O sistema eletrônico
de votação sofreu várias mudanças nas últimas décadas, para
incorporar tecnologias, introduzir funcionalidades e reforçar a
segurança. No início da década de 2000, depois do escândalo da
violação do painel eletrônico, que revelou o voto de cada senador
numa deliberação que deveria ter sido secreta, o sistema passou por
uma profunda reformulação, atestada pela Unicamp (Universidade
Estadual de Campinas), que o blindou contra fraudes.
Hoje, o senador pode
votar de qualquer assento do Plenário. O sistema o reconhece pela
impressão digital ou pela íris. O painel agora mostra a orientação
dos partidos para cada votação — o parlamentar não precisa mais
procurar o seu líder para conhecer a posição partidária. A
votação nas comissões temáticas também se tornou eletrônica.
Os senadores
deliberam por votação ostensiva ou secreta. Ambas podem ser feitas
pelo sistema eletrônico. Na ostensiva, o painel revela o voto de
cada senador. Na secreta, indica só os números do resultado final.
Quando o tema em
pauta não é polêmico, tem consenso e não exige votação secreta,
costuma-se dispensar o sistema eletrônico e adotar a votação
simbólica (tipo de votação ostensiva). O presidente do Senado diz:
“Os senadores que aprovam o projeto, permaneçam como se
encontram”. Não há registro individual de votos, e o resultado é
anunciado imediatamente. Pela agilidade, a votação simbólica é a
forma preferencial de deliberação desde os tempos do Império.

+---+

• _Atividade 1_:
Responda às perguntas com base no texto sobre o sistema eletrônico de votação.
(a) Que universidade atestou a reformulação do sistema no início da década de 2000?
(b) Por quais meios o sistema reconhece o senador?
(c) Na votação secreta, o que o painel indica?
• _Atividade 2_: Edite o trecho do texto sobre o sistema eletrônico de votação, começando em "Quando o tema" e seguindo até "tempos do Império.", trocando "agilidade" por "rapidez".

• _Excertos de dados_:
+---+

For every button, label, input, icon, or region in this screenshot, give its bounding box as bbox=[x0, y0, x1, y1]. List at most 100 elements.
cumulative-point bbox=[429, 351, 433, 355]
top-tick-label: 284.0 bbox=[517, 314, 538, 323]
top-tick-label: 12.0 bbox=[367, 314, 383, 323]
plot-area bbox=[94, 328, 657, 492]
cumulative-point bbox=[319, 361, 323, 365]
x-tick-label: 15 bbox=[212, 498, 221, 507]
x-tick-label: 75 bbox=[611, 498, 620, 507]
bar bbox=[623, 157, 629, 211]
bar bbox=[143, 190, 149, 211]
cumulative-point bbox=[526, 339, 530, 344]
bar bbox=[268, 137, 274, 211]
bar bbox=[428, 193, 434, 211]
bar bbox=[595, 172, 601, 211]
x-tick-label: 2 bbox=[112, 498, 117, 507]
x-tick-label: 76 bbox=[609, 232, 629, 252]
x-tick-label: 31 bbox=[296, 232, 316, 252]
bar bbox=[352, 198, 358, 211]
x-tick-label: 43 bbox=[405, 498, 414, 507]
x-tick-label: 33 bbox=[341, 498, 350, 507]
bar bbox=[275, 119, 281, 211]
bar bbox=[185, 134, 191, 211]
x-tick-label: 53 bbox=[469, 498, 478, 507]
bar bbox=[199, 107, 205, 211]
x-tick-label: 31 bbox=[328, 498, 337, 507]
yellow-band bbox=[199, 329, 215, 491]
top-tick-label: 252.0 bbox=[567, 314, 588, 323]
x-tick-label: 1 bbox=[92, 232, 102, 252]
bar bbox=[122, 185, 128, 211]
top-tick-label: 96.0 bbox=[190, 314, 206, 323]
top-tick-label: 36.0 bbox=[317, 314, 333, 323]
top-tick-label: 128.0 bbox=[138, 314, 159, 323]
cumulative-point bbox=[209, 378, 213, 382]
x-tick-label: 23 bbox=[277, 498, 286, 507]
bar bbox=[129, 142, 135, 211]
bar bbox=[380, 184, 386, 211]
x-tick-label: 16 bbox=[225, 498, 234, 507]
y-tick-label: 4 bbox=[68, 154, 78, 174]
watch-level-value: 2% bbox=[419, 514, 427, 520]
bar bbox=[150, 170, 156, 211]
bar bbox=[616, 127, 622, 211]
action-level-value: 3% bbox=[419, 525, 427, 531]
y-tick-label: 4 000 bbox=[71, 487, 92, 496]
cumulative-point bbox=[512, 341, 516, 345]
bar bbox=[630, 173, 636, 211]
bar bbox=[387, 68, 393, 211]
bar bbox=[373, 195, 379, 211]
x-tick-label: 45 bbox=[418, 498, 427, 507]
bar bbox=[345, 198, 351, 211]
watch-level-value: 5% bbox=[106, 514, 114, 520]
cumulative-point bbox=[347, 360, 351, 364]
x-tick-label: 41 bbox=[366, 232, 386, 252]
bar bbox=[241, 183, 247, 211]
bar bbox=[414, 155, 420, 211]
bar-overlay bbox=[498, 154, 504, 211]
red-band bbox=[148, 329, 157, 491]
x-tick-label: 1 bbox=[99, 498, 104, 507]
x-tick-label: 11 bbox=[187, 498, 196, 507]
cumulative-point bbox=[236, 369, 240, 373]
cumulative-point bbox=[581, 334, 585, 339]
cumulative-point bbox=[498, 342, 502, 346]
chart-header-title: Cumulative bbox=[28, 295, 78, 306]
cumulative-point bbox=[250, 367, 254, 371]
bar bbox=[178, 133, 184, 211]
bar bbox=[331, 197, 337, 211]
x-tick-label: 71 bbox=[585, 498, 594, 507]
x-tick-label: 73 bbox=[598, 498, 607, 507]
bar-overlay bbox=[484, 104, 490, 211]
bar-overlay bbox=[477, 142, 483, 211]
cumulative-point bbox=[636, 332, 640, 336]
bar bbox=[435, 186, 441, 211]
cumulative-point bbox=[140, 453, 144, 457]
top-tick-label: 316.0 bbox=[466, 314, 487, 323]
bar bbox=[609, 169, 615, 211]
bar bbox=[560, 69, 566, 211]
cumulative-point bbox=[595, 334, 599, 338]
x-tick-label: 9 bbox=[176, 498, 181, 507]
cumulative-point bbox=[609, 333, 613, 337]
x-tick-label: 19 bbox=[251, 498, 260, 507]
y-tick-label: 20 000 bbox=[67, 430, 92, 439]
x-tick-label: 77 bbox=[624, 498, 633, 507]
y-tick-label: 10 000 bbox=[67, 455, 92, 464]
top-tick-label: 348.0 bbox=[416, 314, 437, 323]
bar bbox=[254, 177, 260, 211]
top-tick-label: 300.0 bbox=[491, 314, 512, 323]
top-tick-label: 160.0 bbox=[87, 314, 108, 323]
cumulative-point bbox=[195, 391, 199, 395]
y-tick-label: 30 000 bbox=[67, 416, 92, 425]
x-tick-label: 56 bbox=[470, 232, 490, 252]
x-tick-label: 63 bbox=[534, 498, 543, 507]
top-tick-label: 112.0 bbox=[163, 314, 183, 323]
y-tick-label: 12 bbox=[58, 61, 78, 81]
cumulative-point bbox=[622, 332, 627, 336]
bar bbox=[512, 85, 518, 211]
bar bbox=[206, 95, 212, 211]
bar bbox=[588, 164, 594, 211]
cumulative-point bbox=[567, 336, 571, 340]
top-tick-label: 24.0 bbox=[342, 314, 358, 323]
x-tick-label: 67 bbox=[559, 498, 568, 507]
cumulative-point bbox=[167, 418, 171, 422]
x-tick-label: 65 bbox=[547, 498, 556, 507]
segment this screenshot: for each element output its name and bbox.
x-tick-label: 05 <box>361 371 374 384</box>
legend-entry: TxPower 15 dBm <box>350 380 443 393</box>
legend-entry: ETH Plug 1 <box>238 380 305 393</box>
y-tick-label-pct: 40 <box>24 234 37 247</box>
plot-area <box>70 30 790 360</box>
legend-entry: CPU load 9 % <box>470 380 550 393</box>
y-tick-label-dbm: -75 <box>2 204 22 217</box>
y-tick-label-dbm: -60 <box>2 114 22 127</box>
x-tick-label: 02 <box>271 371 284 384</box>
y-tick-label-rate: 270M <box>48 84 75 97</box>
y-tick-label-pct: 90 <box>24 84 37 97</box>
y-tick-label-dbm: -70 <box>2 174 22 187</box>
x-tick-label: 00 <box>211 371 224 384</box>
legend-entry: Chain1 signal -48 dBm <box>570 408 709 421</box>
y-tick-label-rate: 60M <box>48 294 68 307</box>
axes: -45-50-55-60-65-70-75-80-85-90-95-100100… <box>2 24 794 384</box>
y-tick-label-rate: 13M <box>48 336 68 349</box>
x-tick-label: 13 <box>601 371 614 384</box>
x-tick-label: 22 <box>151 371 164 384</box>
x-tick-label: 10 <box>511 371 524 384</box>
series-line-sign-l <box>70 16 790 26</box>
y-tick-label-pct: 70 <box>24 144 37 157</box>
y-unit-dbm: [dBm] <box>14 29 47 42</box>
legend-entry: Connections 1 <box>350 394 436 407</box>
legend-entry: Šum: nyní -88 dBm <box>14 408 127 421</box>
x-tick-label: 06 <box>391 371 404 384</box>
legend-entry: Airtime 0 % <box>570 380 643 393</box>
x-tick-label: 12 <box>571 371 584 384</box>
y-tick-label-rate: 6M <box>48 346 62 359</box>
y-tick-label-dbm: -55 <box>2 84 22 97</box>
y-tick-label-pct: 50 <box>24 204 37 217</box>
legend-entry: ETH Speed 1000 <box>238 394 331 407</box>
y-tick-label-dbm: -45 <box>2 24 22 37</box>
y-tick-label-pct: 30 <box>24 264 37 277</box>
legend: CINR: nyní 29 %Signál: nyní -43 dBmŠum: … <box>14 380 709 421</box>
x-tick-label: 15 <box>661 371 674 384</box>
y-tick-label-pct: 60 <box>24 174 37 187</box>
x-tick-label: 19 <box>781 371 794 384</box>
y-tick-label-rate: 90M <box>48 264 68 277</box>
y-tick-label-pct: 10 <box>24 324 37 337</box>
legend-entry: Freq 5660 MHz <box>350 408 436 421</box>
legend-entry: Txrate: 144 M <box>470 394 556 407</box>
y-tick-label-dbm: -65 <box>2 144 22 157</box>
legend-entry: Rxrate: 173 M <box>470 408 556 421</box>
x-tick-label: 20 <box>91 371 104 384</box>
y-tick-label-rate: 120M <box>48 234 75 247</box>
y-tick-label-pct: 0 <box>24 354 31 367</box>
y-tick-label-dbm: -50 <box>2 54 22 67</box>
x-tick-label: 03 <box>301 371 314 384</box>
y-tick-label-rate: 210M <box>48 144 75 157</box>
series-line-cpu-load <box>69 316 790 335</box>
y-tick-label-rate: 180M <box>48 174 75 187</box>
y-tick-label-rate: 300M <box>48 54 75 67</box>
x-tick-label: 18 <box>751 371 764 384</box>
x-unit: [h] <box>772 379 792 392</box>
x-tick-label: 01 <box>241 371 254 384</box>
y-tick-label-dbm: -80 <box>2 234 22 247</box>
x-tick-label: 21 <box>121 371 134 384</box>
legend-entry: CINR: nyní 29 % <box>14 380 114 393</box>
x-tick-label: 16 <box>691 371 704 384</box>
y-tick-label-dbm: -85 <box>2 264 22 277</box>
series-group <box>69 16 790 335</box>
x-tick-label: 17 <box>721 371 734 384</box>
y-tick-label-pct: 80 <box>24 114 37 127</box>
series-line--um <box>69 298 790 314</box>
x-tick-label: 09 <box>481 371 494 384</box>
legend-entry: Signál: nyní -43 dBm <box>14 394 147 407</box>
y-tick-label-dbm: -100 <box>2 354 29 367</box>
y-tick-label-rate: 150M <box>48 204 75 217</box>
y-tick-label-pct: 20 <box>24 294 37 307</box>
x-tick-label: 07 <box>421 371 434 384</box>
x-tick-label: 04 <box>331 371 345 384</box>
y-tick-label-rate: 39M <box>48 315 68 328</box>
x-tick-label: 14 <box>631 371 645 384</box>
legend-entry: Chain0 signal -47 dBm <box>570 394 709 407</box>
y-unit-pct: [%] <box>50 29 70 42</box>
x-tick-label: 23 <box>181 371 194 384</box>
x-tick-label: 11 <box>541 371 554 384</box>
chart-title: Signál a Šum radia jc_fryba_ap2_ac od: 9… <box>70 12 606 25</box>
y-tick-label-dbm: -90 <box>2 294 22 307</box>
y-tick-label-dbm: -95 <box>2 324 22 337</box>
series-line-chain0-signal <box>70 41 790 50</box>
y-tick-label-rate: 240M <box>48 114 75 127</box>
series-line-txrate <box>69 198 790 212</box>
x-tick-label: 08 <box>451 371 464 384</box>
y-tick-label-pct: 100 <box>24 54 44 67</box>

+---+

• _Resolução 1_:
(a) A Unicamp (Universidade Estadual de Campinas).
(b) Pela impressão digital ou pela íris.
(c) Só os números do resultado final.

• _Resolução 2_:
Quando o tema em
pauta não é polêmico, tem consenso e não exige votação secreta,
costuma-se dispensar o sistema eletrônico e adotar a votação
simbólica (tipo de votação ostensiva). O presidente do Senado diz:
“Os senadores que aprovam o projeto, permaneçam como se
encontram”. Não há registro individual de votos, e o resultado é
anunciado imediatamente. Pela rapidez, a votação simbólica é a
forma preferencial de deliberação desde os tempos do Império.